* _Text to read_
————————

Murphy Smith

Personal information
- Born: Charlotte, North Carolina, U.S.
- Education: United States Naval Academy (2021–2025)

Sport
- Country: United States
- Sport: Track and field, cross country running
- Events: 5000 metres, 10,000 metres, Marathon
- Club: B.A.A. High Performance Team

Achievements and titles
- Personal bests: 5000 m: 13:45.12 (2025); 10,000 m: 28:23.81 (2025); Half marathon: 1:02:49 (2025); Marathon: 2:08:58 (2026);

= Murphy Smith (runner) =

American long-distance runner

Murphy Smith is an American long-distance runner, a commissioned ensign in the United States Navy, and a professional marathoner representing the Boston Athletic Association (B.A.A.) High Performance Racing Team. Raised in Charlotte, North Carolina, he competed collegiately for the Navy Midshipmen from 2021 to 2025, where he won multiple Patriot League championships.

== Early life ==
Smith attended Ardrey Kell High School in Mecklenburg County, where he competed in cross country and track and field. In 2020, he won the NCHSAA 4A State Cross Country Championship with a time of 15:44.65. Following an undefeated senior season, he was named the 2021 North Carolina Gatorade Boys Cross Country Player of the Year.

== Collegiate career ==
Smith attended the United States Naval Academy in Annapolis, Maryland, majoring in quantitative economics. He won the Patriot League Cross Country Championship in 2023 and 2024. Utilizing a front-running strategy to push the pace early in races, he broke the course record at the annual Army-Navy Star Meet in 2024 with a time of 23:25.8.

During his senior track season in 2025, Smith set Navy school records in the indoor 3,000 meters (7:55.05), indoor 5,000 meters (13:45.12), and outdoor 10,000 meters (28:23.81). He concluded his collegiate career by earning Second-Team All-American honors after placing 13th in the 10,000 meters at the 2025 NCAA Division I Outdoor Track and Field Championships.

————————

* _Data_
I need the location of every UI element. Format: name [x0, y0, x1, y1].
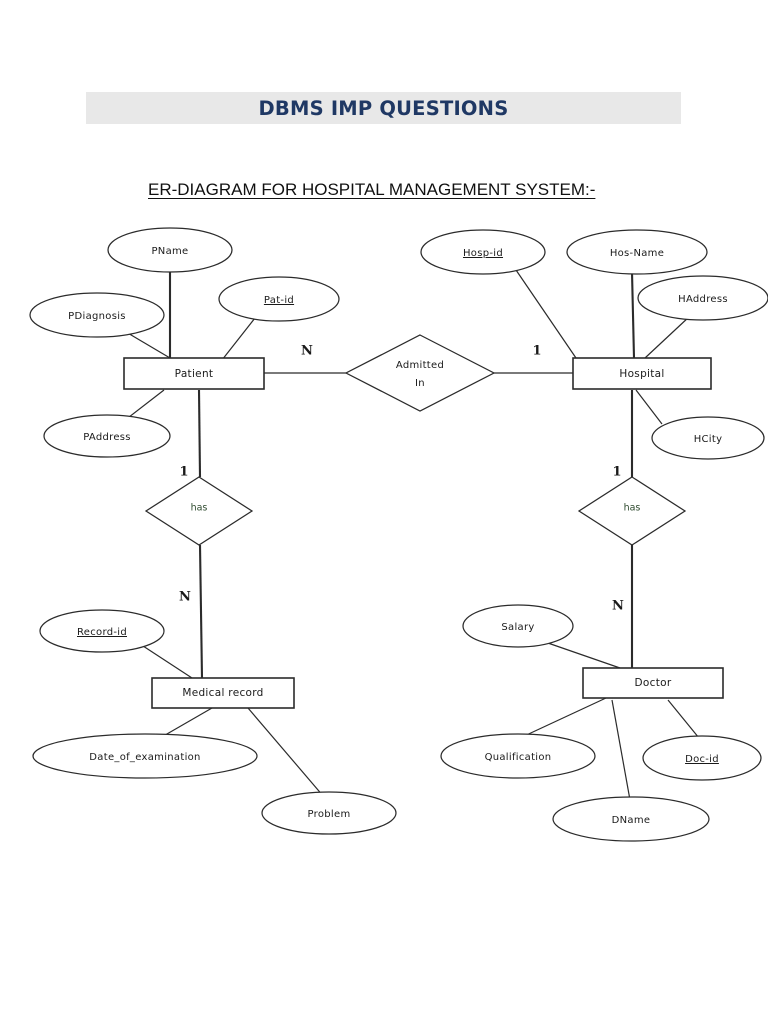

————————

* _Exercise description_
Copy the runner's profile between "Murphy Smith is" and "of the Year.", inclusive, swapping "commissioned ensign" for "commissioned officer".

* _Output_
Murphy Smith is an American long-distance runner, a commissioned officer in the United States Navy, and a professional marathoner representing the Boston Athletic Association (B.A.A.) High Performance Racing Team. Raised in Charlotte, North Carolina, he competed collegiately for the Navy Midshipmen from 2021 to 2025, where he won multiple Patriot League championships.

== Early life ==
Smith attended Ardrey Kell High School in Mecklenburg County, where he competed in cross country and track and field. In 2020, he won the NCHSAA 4A State Cross Country Championship with a time of 15:44.65. Following an undefeated senior season, he was named the 2021 North Carolina Gatorade Boys Cross Country Player of the Year.